>> START DATASET RECORDS
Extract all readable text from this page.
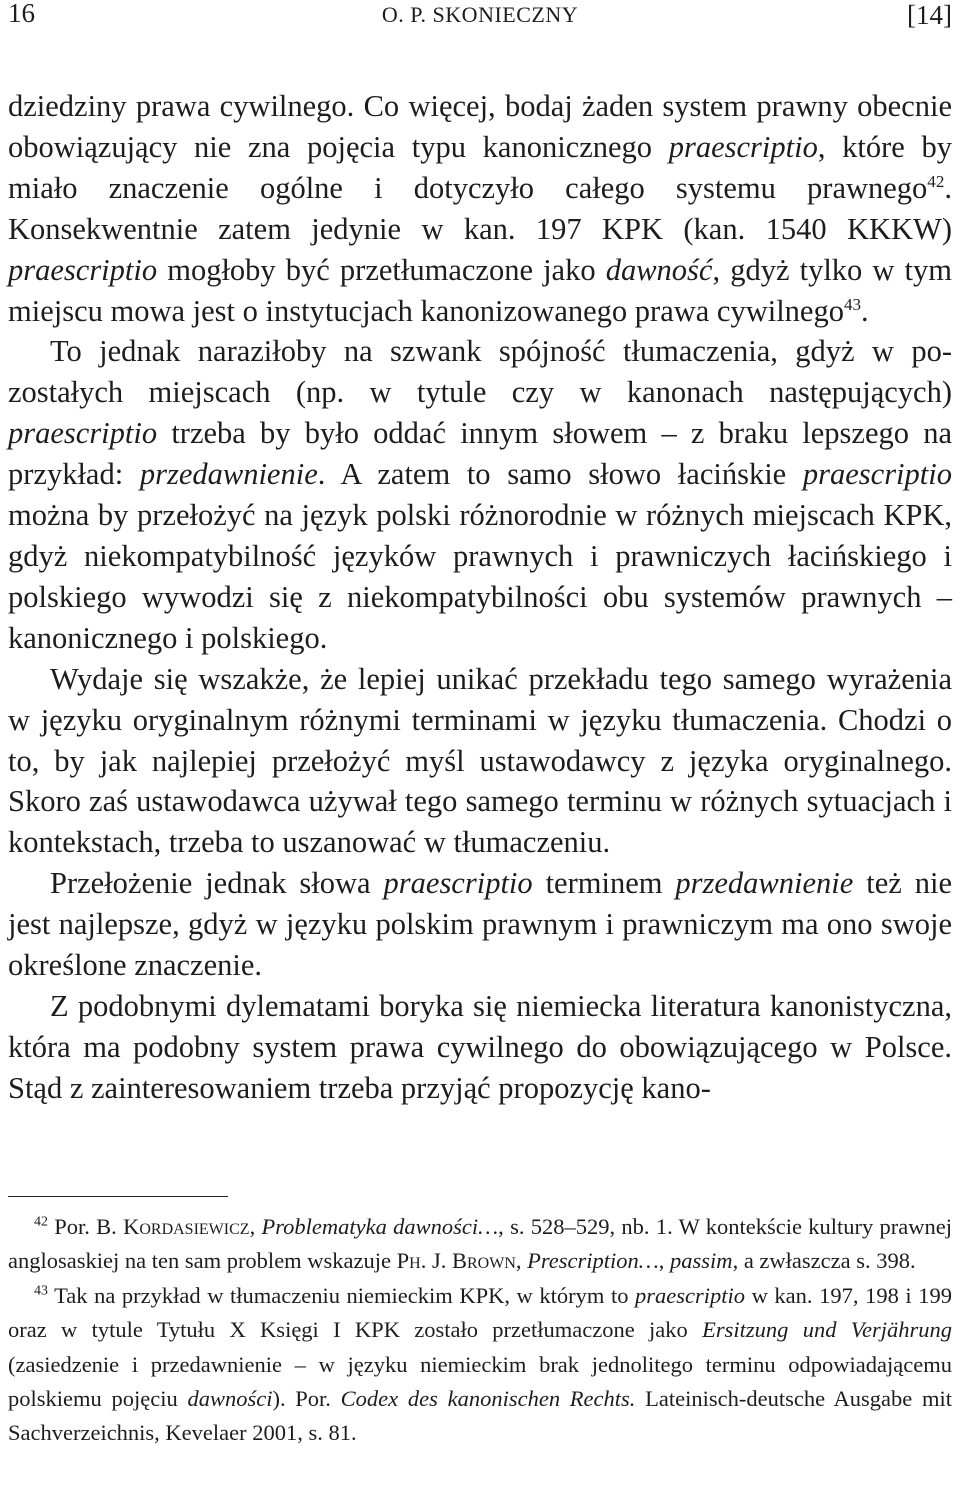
16	O. P. SKONIECZNY	[14]

dziedziny prawa cywilnego. Co więcej, bodaj żaden system prawny obecnie obowiązujący nie zna pojęcia typu kanonicznego praescriptio, które by miało znaczenie ogólne i dotyczyło całego systemu prawnego$^{42}$. Konsekwentnie zatem jedynie w kan. 197 KPK (kan. 1540 KKKW) praescriptio mogłoby być przetłumaczone jako dawność, gdyż tylko w tym miejscu mowa jest o instytucjach kanonizowanego prawa cywilnego$^{43}$.

To jednak naraziłoby na szwank spójność tłumaczenia, gdyż w pozostałych miejscach (np. w tytule czy w kanonach następujących) praescriptio trzeba by było oddać innym słowem – z braku lepszego na przykład: przedawnienie. A zatem to samo słowo łacińskie praescriptio można by przełożyć na język polski różnorodnie w różnych miejscach KPK, gdyż niekompatybilność języków prawnych i prawniczych łacińskiego i polskiego wywodzi się z niekompatybilności obu systemów prawnych – kanonicznego i polskiego.

Wydaje się wszakże, że lepiej unikać przekładu tego samego wyrażenia w języku oryginalnym różnymi terminami w języku tłumaczenia. Chodzi o to, by jak najlepiej przełożyć myśl ustawodawcy z języka oryginalnego. Skoro zaś ustawodawca używał tego samego terminu w różnych sytuacjach i kontekstach, trzeba to uszanować w tłumaczeniu.

Przełożenie jednak słowa praescriptio terminem przedawnienie też nie jest najlepsze, gdyż w języku polskim prawnym i prawniczym ma ono swoje określone znaczenie.

Z podobnymi dylematami boryka się niemiecka literatura kanonistyczna, która ma podobny system prawa cywilnego do obowiązującego w Polsce. Stąd z zainteresowaniem trzeba przyjąć propozycję kano-

$^{42}$ Por. B. Kordasiewicz, Problematyka dawności…, s. 528–529, nb. 1. W kontekście kultury prawnej anglosaskiej na ten sam problem wskazuje Ph. J. Brown, Prescription…, passim, a zwłaszcza s. 398.

$^{43}$ Tak na przykład w tłumaczeniu niemieckim KPK, w którym to praescriptio w kan. 197, 198 i 199 oraz w tytule Tytułu X Księgi I KPK zostało przetłumaczone jako Ersitzung und Verjährung (zasiedzenie i przedawnienie – w języku niemieckim brak jednolitego terminu odpowiadającemu polskiemu pojęciu dawności). Por. Codex des kanonischen Rechts. Lateinisch-deutsche Ausgabe mit Sachverzeichnis, Kevelaer 2001, s. 81.
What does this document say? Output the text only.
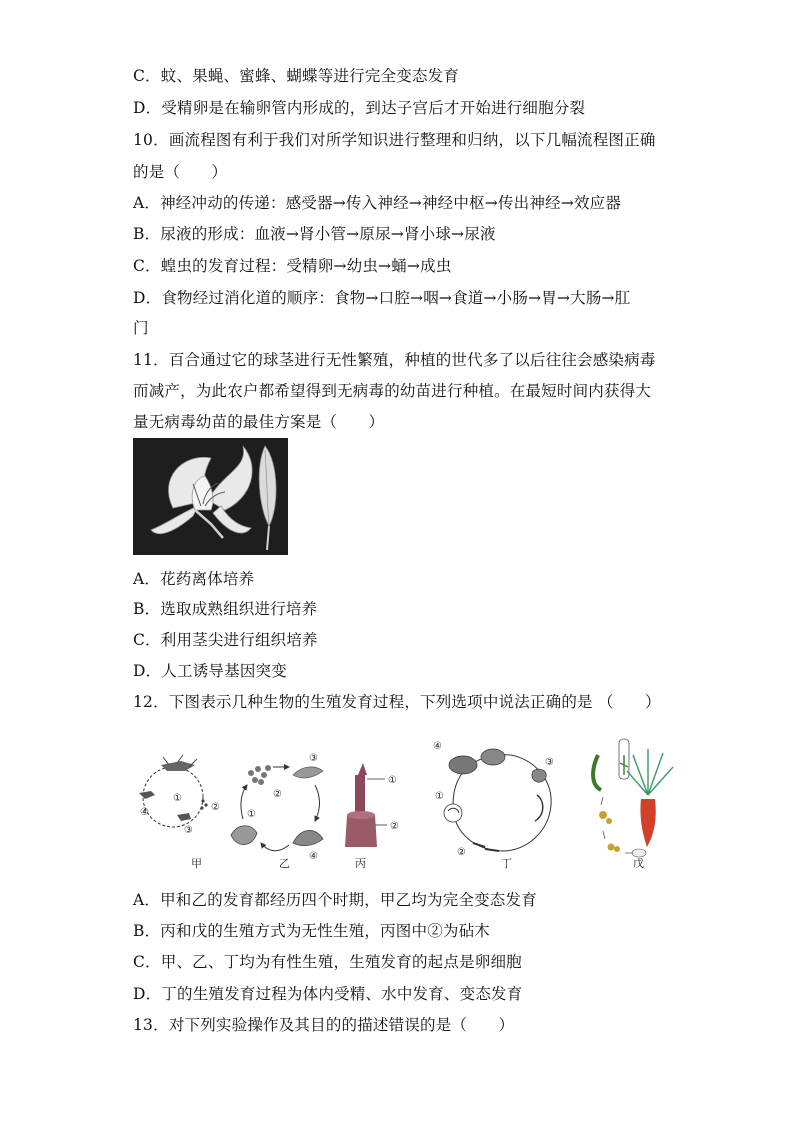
C．蚊、果蝇、蜜蜂、蝴蝶等进行完全变态发育
D．受精卵是在输卵管内形成的，到达子宫后才开始进行细胞分裂
10．画流程图有利于我们对所学知识进行整理和归纳，以下几幅流程图正确
的是（　　）
A．神经冲动的传递：感受器→传入神经→神经中枢→传出神经→效应器
B．尿液的形成：血液→肾小管→原尿→肾小球→尿液
C．蝗虫的发育过程：受精卵→幼虫→蛹→成虫
D．食物经过消化道的顺序：食物→口腔→咽→食道→小肠→胃→大肠→肛
门
11．百合通过它的球茎进行无性繁殖，种植的世代多了以后往往会感染病毒
而减产，为此农户都希望得到无病毒的幼苗进行种植。在最短时间内获得大
量无病毒幼苗的最佳方案是（　　）
A．花药离体培养
B．选取成熟组织进行培养
C．利用茎尖进行组织培养
D．人工诱导基因突变
12．下图表示几种生物的生殖发育过程，下列选项中说法正确的是 （　　）
①
②
③
④
甲
①
②
③
④
乙
①
②
丙
①
②
③
④
丁	戊
A．甲和乙的发育都经历四个时期，甲乙均为完全变态发育
B．丙和戊的生殖方式为无性生殖，丙图中②为砧木
C．甲、乙、丁均为有性生殖，生殖发育的起点是卵细胞
D．丁的生殖发育过程为体内受精、水中发育、变态发育
13．对下列实验操作及其目的的描述错误的是（　　）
>> END DATASET RECORDS
Search the data above for the string "tłumaczenia" and copy each line that has it.

» **ANSWER TO THIS EXERCISE**
To jednak naraziłoby na szwank spójność tłumaczenia, gdyż w pozostałych miejscach (np. w tytule czy w kanonach następujących) praescriptio trzeba by było oddać innym słowem – z braku lepszego na przykład: przedawnienie. A zatem to samo słowo łacińskie praescriptio można by przełożyć na język polski różnorodnie w różnych miejscach KPK, gdyż niekompatybilność języków prawnych i prawniczych łacińskiego i polskiego wywodzi się z niekompatybilności obu systemów prawnych – kanonicznego i polskiego.
Wydaje się wszakże, że lepiej unikać przekładu tego samego wyrażenia w języku oryginalnym różnymi terminami w języku tłumaczenia. Chodzi o to, by jak najlepiej przełożyć myśl ustawodawcy z języka oryginalnego. Skoro zaś ustawodawca używał tego samego terminu w różnych sytuacjach i kontekstach, trzeba to uszanować w tłumaczeniu.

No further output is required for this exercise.